Almacenamiento y red ya son parte del diseño, no accesorios

La plataforma también incorpora BlueField-4 STX, un rack de almacenamiento que NVIDIA define como infraestructura “AI-native” para extender la memoria de contexto a escala de POD. La compañía lo vincula al nuevo framework DOCA Memos y sostiene que esta capa puede aumentar hasta cinco veces el throughput de inferencia al acelerar el manejo del KV cache de los grandes modelos. A eso se suma Spectrum-6 SPX Ethernet, que se ofrece como columna vertebral del tráfico este-oeste entre racks y que podrá configurarse tanto con Spectrum-X Ethernet como con Quantum-X800 InfiniBand. NVIDIA también subraya el uso de óptica co-packaged para mejorar eficiencia energética y resiliencia frente a transceptores enchufables clásicos.

Todo esto deja una lectura bastante evidente para un medio tecnológico: la batalla ya no está solo en el acelerador principal. La memoria contextual, el almacenamiento del KV cache, la red interna del POD y la gestión de energía están entrando en el mismo plano estratégico que antes ocupaba exclusivamente la GPU. NVIDIA intenta capturar todo ese valor en un solo diseño de referencia, hasta el punto de presentar también DSX Max-Q y DSX Flex como capas para exprimir mejor el presupuesto eléctrico y volver las fábricas de IA más flexibles respecto a la red. Según la compañía, DSX Max-Q permitiría desplegar un 30 % más de infraestructura de IA dentro de un centro de datos con potencia fija, y DSX Flex ayudaría a convertir estas instalaciones en activos “grid-flexible”.

Disponibilidad, ecosistema y lo que falta por demostrar

NVIDIA afirma que los productos basados en Vera Rubin estarán disponibles a través de socios desde la segunda mitad de este año. Entre los proveedores cloud citados están AWS, Google Cloud, Microsoft Azure y Oracle Cloud Infrastructure, además de Cloud Partners como CoreWeave, Crusoe, Lambda, Nebius, Nscale y Together AI. También aparecen fabricantes como Cisco, Dell, HPE, Lenovo, Supermicro, ASUS, Foxconn, Gigabyte, Inventec, Pegatron, QCT, Wistron y Wiwynn. Y, en paralelo, laboratorios y desarrolladores de frontera como Anthropic, Meta, Mistral AI y OpenAI figuran como futuros usuarios de la plataforma.

▬▬▬▬▬▬

Lista de tareas:
1. En el texto sobre la plataforma Vera Rubin de NVIDIA, ¿cuánta infraestructura de IA adicional permitiría desplegar DSX Max-Q en un centro de datos con potencia fija?
2. Enumera los laboratorios y desarrolladores de frontera que el texto sobre la plataforma Vera Rubin presenta como futuros usuarios.
3. Redacta la continuación del texto sobre la plataforma Vera Rubin de NVIDIA a partir de su última oración.

▬▬▬▬▬▬

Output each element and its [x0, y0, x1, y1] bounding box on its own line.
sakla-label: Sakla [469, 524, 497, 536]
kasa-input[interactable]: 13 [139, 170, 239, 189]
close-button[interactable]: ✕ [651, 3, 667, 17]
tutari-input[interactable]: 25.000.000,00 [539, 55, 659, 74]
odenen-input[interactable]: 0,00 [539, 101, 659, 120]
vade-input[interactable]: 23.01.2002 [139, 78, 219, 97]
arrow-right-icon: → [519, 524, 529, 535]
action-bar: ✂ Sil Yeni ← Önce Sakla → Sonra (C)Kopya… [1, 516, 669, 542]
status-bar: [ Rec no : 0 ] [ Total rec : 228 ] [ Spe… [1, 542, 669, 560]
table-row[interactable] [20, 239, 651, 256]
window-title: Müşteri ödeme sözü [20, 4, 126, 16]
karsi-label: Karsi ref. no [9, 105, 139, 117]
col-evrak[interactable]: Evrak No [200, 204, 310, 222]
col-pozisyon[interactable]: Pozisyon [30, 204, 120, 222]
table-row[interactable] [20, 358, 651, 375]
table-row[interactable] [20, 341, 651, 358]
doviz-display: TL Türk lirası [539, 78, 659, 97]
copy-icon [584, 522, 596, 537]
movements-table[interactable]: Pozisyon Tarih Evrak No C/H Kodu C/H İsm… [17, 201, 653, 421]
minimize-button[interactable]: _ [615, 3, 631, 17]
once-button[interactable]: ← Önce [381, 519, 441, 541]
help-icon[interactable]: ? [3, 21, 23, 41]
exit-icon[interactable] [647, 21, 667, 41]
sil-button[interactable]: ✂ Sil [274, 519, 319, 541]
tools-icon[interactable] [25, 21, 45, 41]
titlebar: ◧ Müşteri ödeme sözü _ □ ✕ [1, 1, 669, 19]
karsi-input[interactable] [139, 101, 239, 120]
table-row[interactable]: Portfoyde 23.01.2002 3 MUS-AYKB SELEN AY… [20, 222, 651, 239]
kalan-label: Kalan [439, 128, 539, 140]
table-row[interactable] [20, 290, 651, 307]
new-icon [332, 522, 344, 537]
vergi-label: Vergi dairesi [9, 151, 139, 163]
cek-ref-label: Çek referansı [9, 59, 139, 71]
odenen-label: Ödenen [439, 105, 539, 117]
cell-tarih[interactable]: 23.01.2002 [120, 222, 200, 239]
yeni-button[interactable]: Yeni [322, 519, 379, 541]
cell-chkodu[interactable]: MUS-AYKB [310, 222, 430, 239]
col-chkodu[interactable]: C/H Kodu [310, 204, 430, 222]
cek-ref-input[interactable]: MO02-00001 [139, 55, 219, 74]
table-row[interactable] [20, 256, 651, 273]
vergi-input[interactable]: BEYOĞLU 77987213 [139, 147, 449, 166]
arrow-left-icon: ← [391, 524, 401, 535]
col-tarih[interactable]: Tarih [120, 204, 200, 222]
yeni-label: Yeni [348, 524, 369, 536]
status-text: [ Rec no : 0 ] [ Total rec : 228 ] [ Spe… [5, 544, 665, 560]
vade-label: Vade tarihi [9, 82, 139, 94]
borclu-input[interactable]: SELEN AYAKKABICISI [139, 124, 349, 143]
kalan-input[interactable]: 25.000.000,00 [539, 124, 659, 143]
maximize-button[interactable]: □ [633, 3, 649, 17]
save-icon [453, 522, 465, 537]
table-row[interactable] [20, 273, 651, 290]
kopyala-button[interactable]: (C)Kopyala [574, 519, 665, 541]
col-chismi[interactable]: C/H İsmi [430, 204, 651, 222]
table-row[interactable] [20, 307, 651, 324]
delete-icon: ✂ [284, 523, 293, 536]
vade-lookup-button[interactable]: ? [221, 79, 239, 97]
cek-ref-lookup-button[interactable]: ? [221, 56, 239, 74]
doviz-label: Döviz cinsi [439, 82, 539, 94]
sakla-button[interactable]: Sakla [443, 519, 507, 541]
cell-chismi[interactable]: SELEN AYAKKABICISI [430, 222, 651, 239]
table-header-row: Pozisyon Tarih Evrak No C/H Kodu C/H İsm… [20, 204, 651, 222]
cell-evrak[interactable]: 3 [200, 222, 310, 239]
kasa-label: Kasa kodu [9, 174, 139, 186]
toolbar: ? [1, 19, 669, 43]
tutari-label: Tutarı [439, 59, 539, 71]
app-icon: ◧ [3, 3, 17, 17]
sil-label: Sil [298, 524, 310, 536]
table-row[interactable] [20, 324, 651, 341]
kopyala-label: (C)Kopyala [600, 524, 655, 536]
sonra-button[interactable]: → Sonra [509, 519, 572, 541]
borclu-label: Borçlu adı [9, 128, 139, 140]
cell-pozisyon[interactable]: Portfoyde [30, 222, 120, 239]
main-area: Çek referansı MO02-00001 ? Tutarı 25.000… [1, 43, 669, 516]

▬▬▬▬▬▬

Respuestas:
1. Un 30 % más de infraestructura de IA.

2. Anthropic, Meta, Mistral AI y OpenAI.

3.
Eso no significa que todo vaya a desplegarse al mismo tiempo ni con la misma madurez. La parte más prudente del análisis está ahí: hoy lo que existe es un anuncio oficial de plataforma con disponibilidad prevista para la segunda mitad de 2026 y con un ecosistema muy amplio ya alineado. Lo que todavía falta por ver es el rendimiento real fuera de las demos, la adopción efectiva de los racks con LPUs, el coste real de operación frente a Blackwell y, sobre todo, si el mercado acepta esta transición desde la GPU como producto central a la fábrica de IA como unidad económica completa. Aun así, GTC 2026 deja una conclusión difícil de discutir: Vera Rubin no es simplemente la siguiente GPU de NVIDIA. Es la primera plataforma donde la compañía muestra abiertamente cómo imagina la infraestructura de la IA agéntica a escala industrial.

Preguntas frecuentes

¿Qué es exactamente NVIDIA Vera Rubin?

Es la nueva plataforma de infraestructura de IA presentada por NVIDIA en GTC 2026. Integra siete chips —entre ellos Vera CPU, Rubin GPU, NVLink 6, ConnectX-9, BlueField-4, Spectrum-6 y Groq 3 LPU— y varios tipos de rack para cubrir entrenamiento, postentrenamiento, test-time scaling e inferencia agéntica.

¿Qué cambia frente a generaciones anteriores como Blackwell?

La principal diferencia es que Vera Rubin se plantea como una arquitectura de fábrica de IA mucho más heterogénea. Ya no gira solo en torno a una GPU, sino a racks especializados para GPU, CPU, inferencia con LPU, almacenamiento contextual y red de alta velocidad, todos diseñados para funcionar como un único sistema.

¿Qué papel juega Groq dentro de Vera Rubin?

NVIDIA ha integrado Groq 3 LPX como rack de inferencia de baja latencia. Según la compañía, sus LPUs trabajarán junto a las GPU Rubin para acelerar especialmente la fase de decode en modelos de gran tamaño y contexto largo.

¿Cuándo estarán disponibles los sistemas Vera Rubin?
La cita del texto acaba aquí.